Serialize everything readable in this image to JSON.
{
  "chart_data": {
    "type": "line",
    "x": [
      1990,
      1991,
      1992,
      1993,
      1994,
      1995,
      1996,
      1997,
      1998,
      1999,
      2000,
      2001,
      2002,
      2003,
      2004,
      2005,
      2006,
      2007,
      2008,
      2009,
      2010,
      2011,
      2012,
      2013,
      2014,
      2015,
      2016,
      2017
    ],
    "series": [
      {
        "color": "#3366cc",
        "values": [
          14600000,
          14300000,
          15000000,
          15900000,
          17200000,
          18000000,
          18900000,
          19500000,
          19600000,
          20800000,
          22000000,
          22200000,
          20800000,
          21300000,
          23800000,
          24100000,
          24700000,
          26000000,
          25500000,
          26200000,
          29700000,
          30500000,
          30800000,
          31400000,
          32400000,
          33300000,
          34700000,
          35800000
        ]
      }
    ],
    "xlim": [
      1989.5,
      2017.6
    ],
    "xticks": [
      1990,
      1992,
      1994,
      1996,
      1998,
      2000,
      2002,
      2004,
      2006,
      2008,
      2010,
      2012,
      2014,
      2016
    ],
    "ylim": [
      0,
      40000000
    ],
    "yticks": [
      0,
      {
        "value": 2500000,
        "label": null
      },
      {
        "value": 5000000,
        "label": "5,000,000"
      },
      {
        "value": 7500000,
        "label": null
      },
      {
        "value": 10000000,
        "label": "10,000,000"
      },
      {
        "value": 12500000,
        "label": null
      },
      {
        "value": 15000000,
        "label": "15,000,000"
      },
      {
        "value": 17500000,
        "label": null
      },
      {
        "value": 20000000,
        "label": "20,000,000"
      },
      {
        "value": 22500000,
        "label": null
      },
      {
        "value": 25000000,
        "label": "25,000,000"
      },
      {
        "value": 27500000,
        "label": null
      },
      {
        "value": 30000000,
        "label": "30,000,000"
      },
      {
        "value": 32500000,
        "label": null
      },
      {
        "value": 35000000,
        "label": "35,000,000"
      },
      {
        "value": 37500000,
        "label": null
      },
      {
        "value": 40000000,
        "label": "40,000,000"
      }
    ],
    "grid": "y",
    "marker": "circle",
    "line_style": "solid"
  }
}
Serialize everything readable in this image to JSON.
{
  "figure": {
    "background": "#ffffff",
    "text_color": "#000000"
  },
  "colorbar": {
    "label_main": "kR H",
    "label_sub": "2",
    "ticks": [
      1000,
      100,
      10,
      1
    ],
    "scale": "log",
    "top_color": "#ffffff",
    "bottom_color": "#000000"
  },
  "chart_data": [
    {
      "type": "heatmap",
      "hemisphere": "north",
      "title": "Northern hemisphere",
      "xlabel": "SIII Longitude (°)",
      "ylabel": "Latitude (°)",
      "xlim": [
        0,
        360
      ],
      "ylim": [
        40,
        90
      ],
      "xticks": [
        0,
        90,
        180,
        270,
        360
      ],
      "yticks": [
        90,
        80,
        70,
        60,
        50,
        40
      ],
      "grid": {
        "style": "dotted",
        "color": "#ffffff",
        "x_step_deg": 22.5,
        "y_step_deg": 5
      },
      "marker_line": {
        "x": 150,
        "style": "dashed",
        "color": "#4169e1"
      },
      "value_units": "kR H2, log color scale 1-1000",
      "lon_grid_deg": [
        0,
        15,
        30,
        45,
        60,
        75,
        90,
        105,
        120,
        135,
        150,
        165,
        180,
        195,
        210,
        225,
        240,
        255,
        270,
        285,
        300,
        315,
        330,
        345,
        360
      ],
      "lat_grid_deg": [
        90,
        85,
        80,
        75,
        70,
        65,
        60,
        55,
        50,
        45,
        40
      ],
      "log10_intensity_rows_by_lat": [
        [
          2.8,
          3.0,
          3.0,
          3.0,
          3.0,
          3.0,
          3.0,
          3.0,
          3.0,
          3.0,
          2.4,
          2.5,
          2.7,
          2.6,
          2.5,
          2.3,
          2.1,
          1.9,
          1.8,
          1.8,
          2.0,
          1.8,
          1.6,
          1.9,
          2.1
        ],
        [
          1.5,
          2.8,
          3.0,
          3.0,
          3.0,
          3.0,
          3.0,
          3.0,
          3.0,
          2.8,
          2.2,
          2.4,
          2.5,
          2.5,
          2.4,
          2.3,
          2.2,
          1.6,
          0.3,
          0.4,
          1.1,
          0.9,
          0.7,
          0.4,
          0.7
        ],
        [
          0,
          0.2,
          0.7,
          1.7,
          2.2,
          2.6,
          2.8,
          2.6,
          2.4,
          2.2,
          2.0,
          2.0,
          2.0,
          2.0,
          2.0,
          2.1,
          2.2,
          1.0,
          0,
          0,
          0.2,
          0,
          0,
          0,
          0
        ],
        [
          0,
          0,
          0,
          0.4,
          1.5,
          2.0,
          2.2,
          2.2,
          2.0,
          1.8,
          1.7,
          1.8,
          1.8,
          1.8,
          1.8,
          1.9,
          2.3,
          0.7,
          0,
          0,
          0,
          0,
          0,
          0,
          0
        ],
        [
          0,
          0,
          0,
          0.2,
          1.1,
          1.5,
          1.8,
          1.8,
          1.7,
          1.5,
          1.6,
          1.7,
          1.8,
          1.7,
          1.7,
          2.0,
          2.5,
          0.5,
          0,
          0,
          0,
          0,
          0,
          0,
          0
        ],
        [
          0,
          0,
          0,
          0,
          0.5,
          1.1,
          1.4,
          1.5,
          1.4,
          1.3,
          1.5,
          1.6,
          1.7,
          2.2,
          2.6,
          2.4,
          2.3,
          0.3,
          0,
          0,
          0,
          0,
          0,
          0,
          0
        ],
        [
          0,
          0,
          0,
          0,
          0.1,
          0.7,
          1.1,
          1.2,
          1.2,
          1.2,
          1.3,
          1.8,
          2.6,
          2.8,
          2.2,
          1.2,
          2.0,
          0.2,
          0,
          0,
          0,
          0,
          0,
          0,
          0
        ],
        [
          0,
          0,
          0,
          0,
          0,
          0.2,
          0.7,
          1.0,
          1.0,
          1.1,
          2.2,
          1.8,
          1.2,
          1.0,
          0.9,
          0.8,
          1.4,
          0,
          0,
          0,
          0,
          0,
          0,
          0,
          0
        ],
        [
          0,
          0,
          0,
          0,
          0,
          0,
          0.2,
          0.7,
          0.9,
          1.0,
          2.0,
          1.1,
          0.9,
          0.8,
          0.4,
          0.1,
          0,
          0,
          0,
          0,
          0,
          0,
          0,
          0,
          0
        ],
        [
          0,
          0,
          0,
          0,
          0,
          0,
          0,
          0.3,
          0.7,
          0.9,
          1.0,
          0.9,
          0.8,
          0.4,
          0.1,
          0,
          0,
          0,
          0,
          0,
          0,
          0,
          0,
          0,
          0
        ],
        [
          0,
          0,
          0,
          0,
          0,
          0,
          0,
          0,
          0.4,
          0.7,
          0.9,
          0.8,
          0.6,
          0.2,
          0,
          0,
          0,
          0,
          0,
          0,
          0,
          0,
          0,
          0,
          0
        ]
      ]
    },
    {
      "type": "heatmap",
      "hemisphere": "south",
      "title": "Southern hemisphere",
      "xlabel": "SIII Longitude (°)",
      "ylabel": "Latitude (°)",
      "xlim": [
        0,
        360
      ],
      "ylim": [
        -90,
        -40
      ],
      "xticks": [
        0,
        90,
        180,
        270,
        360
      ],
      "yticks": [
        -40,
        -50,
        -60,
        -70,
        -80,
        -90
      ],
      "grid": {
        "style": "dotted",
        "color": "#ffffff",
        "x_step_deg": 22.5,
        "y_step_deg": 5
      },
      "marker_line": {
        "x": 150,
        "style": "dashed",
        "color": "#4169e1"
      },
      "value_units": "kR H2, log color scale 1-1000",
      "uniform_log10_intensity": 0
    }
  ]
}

Exercise task:
From the data above, work out how many lines hold "ffffff". Answer with the number alone.

Task answer:
4